Start SOURCE MATERIAL
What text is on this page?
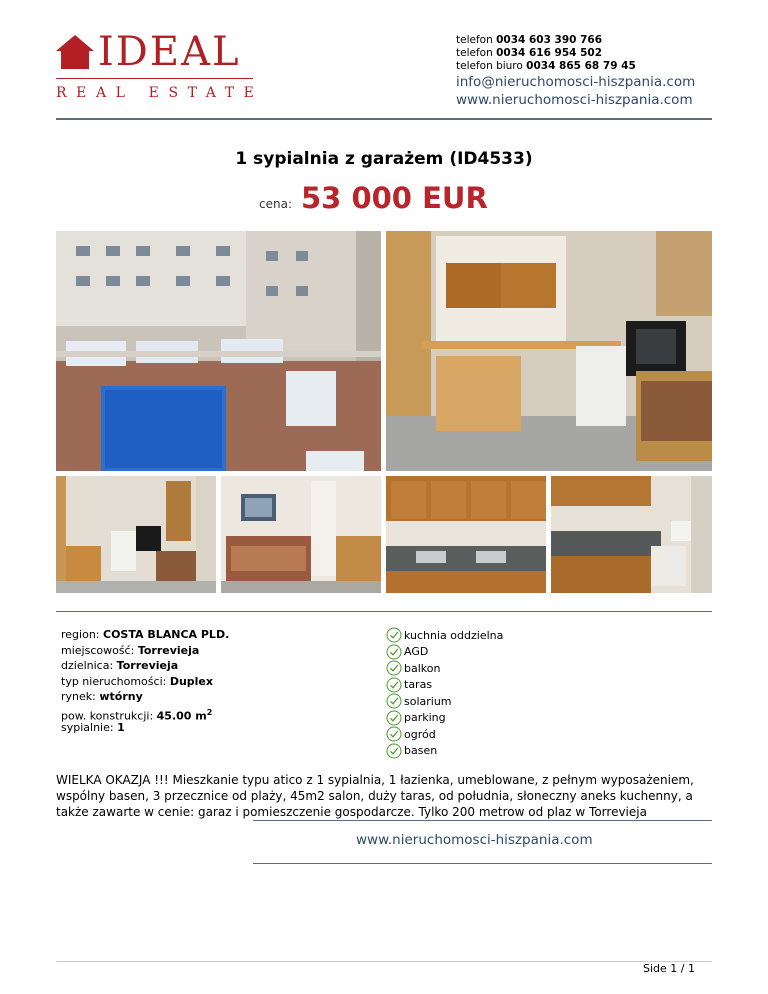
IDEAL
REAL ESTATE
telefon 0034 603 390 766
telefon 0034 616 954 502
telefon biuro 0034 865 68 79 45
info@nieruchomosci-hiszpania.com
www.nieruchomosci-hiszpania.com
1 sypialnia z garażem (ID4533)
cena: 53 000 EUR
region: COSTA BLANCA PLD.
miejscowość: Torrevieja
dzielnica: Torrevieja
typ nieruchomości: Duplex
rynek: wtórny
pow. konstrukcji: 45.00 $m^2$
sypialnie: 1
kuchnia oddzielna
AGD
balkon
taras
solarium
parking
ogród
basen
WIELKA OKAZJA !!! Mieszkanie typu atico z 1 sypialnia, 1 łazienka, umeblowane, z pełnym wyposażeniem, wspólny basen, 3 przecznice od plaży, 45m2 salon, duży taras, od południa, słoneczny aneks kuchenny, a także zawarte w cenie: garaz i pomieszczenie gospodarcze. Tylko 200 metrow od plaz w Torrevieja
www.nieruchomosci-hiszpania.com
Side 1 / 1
End SOURCE MATERIAL
Start SOURCE MATERIAL
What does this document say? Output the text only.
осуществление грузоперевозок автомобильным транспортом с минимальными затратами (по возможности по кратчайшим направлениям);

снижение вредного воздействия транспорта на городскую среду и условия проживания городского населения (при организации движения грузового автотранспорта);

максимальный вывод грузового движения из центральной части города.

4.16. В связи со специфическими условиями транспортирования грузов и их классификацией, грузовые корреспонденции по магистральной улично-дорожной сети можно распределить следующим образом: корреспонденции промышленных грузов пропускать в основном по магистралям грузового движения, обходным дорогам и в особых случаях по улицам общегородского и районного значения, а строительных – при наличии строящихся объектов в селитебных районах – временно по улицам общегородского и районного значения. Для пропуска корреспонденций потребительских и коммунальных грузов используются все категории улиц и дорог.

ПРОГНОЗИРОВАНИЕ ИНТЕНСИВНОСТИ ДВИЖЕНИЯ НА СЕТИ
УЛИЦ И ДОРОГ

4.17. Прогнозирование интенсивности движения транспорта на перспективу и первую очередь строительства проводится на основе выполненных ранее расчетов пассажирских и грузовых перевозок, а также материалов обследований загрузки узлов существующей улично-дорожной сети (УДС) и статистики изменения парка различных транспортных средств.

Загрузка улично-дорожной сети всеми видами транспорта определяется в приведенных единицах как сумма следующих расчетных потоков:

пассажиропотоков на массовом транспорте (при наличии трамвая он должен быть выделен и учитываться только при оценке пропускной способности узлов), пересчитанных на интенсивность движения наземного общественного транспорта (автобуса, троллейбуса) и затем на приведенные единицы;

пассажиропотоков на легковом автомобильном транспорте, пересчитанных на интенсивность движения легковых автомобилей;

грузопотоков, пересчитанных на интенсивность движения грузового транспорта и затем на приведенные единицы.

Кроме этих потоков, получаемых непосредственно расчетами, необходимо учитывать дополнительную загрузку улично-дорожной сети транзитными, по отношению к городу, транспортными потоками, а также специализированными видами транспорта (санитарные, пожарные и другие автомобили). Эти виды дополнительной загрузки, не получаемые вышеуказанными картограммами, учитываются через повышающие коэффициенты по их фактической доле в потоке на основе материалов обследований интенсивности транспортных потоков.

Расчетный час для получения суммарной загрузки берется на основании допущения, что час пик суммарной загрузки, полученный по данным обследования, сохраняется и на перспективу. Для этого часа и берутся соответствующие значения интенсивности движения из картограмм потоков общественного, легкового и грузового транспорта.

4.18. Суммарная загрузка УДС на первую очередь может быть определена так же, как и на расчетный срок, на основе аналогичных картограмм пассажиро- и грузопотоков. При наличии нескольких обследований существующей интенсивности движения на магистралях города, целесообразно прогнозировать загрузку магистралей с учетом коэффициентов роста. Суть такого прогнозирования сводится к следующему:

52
End SOURCE MATERIAL
Start SOURCE MATERIAL
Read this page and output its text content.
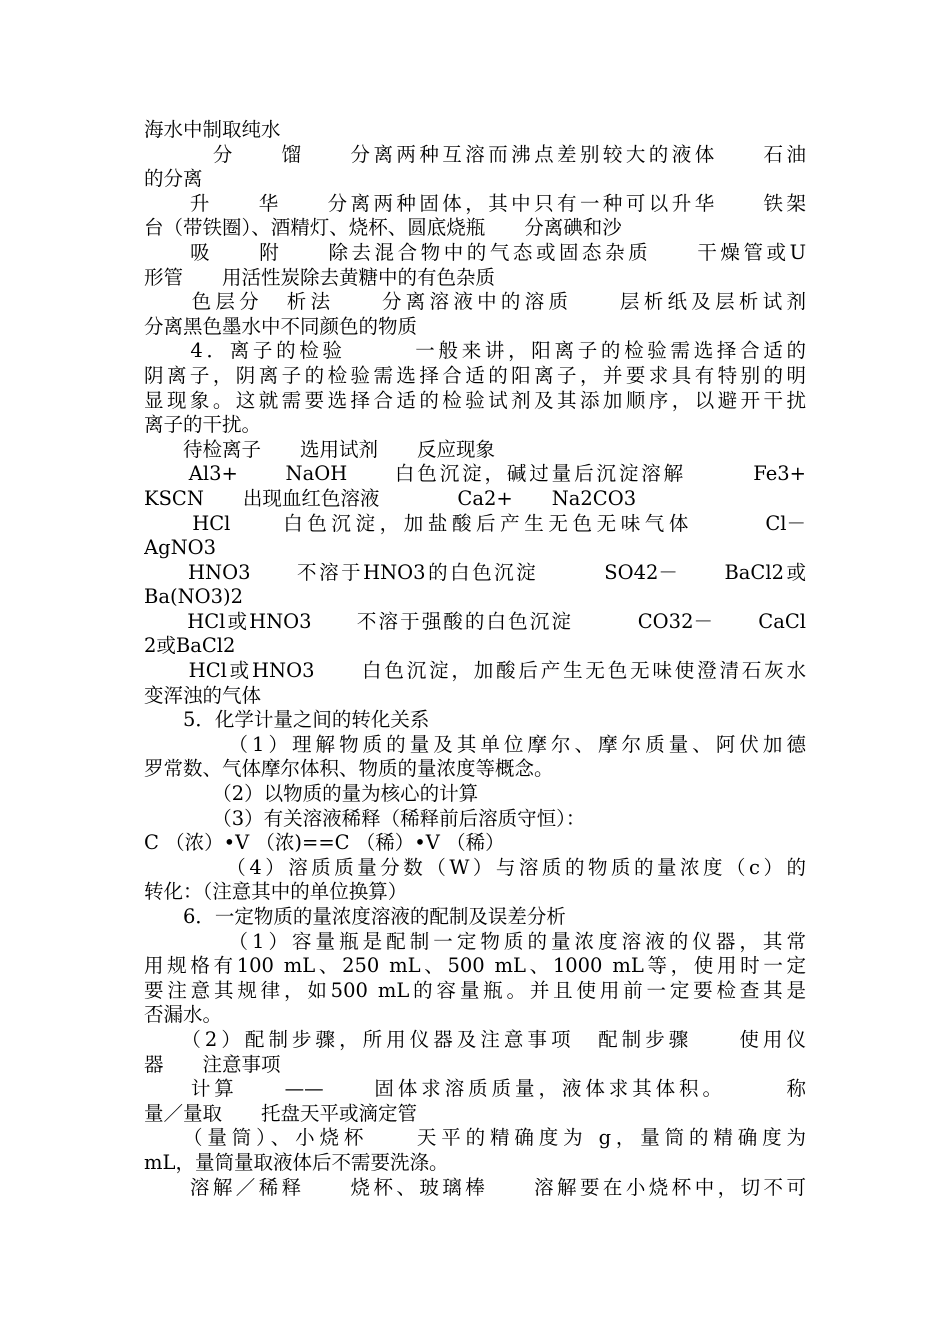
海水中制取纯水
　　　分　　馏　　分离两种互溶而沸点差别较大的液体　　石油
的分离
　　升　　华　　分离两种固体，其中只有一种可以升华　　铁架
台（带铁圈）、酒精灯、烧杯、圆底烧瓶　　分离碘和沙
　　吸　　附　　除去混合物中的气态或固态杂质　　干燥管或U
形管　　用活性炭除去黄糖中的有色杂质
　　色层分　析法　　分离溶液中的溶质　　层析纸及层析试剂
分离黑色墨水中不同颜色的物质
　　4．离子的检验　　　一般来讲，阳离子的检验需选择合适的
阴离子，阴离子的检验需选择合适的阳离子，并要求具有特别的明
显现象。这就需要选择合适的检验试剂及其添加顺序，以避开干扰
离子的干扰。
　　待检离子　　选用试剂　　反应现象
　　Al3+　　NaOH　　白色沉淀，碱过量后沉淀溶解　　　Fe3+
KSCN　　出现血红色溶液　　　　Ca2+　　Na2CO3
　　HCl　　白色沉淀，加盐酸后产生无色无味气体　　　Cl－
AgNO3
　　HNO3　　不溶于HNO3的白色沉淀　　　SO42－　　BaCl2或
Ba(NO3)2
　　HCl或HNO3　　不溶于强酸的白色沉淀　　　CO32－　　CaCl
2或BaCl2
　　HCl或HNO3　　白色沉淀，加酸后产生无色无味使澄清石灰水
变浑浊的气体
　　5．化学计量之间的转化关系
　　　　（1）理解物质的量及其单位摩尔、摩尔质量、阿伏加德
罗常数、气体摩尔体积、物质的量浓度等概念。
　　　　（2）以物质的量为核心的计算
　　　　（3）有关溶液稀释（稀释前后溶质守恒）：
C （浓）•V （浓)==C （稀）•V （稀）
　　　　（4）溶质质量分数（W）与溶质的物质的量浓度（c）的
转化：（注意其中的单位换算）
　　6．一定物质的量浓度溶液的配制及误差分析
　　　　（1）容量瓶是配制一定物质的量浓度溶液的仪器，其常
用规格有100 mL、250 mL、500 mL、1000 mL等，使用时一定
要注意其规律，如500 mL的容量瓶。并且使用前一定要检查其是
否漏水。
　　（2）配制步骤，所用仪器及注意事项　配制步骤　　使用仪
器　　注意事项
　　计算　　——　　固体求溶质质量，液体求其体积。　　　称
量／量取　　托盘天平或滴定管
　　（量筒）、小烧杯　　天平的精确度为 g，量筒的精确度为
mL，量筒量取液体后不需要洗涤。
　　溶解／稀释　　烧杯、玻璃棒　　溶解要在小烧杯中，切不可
End SOURCE MATERIAL
Identify each line in the entries with the word "пересчитанных" and copy it.

пассажиропотоков на массовом транспорте (при наличии трамвая он должен быть выделен и учитываться только при оценке пропускной способности узлов), пересчитанных на интенсивность движения наземного общественного транспорта (автобуса, троллейбуса) и затем на приведенные единицы;
пассажиропотоков на легковом автомобильном транспорте, пересчитанных на интенсивность движения легковых автомобилей;
грузопотоков, пересчитанных на интенсивность движения грузового транспорта и затем на приведенные единицы.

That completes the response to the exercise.